*Exercise task*: In the material below, find every line with "Mercedes" and pull it out.
▽
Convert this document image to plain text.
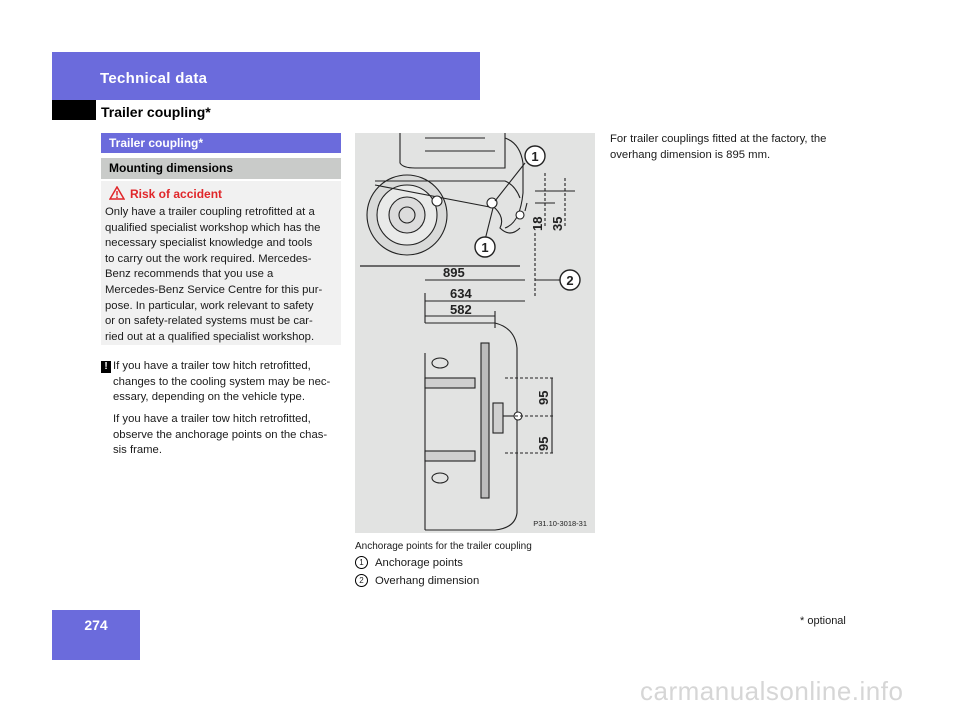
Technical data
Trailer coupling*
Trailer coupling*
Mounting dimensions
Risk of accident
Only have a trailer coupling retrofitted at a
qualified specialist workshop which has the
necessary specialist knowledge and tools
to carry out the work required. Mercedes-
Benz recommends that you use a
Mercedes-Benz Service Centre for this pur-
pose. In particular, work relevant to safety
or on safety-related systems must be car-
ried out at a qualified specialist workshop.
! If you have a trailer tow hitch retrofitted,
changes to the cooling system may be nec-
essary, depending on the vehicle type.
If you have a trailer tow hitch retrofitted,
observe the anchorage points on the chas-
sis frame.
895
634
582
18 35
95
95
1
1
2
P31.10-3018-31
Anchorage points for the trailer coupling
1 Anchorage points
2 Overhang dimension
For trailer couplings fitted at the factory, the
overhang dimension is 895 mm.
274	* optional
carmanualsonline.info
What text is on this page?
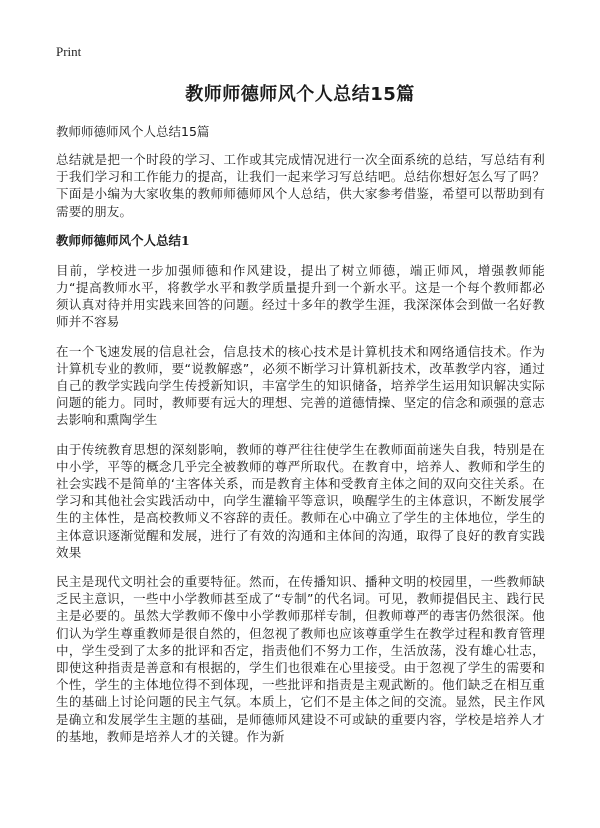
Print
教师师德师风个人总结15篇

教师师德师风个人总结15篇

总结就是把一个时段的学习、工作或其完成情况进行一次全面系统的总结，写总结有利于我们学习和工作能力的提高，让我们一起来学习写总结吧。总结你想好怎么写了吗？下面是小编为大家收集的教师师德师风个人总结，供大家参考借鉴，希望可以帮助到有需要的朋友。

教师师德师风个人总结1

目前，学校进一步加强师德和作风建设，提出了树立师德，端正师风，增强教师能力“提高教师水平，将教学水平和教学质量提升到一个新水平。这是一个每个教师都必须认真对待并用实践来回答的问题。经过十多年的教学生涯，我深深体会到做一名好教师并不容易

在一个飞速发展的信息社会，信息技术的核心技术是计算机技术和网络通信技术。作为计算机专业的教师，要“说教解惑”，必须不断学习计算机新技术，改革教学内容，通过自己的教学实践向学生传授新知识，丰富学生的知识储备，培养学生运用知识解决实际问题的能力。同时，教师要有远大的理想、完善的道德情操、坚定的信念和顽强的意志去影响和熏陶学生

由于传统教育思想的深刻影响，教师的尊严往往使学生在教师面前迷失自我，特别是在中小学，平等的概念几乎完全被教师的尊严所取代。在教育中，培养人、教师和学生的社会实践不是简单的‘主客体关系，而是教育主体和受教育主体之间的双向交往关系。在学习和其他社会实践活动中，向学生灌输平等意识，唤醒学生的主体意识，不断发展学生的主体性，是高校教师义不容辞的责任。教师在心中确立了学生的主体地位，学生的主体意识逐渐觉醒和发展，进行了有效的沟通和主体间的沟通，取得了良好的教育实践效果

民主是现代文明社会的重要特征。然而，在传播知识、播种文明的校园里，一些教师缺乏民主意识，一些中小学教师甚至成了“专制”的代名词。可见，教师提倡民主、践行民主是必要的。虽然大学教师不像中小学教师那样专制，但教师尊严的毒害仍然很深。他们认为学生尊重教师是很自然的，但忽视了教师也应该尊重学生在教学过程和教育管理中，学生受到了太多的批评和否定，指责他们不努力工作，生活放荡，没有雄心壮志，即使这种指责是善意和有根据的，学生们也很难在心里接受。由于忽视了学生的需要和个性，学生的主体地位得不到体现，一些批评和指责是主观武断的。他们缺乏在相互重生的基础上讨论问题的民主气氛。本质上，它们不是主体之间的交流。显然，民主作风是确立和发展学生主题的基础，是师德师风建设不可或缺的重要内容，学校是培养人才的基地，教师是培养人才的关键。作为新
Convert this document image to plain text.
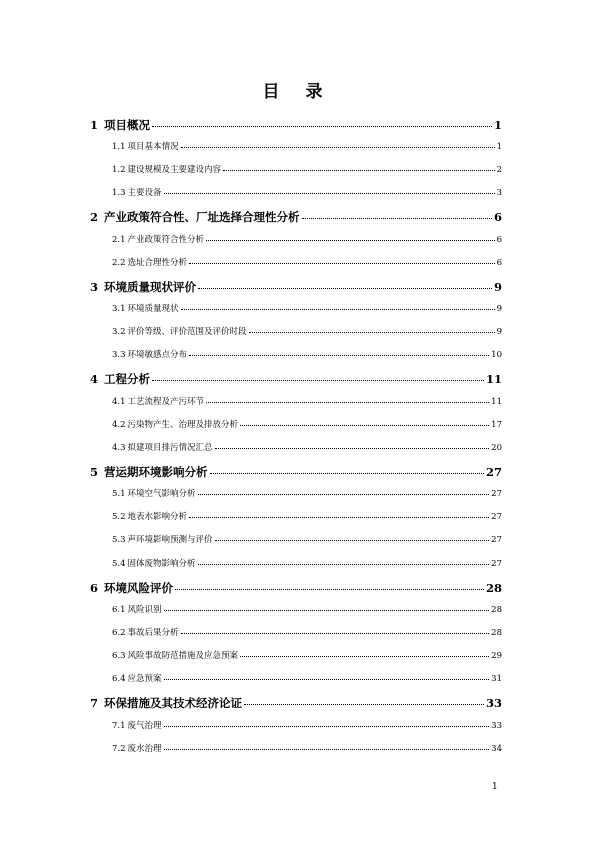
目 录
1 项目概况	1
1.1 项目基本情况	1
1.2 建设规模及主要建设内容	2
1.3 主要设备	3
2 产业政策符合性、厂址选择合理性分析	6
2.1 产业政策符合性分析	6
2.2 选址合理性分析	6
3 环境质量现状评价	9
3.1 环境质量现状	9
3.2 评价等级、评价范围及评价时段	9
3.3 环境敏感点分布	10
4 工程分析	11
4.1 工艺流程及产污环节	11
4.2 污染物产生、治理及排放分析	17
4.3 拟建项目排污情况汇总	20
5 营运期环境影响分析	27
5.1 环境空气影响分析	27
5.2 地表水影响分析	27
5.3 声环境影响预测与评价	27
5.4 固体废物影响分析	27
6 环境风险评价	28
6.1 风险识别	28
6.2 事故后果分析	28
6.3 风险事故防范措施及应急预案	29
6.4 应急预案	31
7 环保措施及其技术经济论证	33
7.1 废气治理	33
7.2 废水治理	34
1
△
*Result of this task*:
to carry out the work required. Mercedes-
Mercedes-Benz Service Centre for this pur-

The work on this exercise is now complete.